▸ **Goal**: Look through the material below. Copy every line with the string "foreign" in it.

** begin Source material **

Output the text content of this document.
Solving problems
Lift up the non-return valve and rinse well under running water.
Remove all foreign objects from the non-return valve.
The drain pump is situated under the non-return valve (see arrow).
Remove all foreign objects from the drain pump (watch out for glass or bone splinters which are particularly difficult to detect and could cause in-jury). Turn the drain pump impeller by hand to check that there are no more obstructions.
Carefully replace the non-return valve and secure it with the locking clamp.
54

** end Source material **

▸ **Task answer**:
Remove all foreign objects from the non-return valve.
Remove all foreign objects from the drain pump (watch out for glass or bone splinters which are particularly difficult to detect and could cause in-jury). Turn the drain pump impeller by hand to check that there are no more obstructions.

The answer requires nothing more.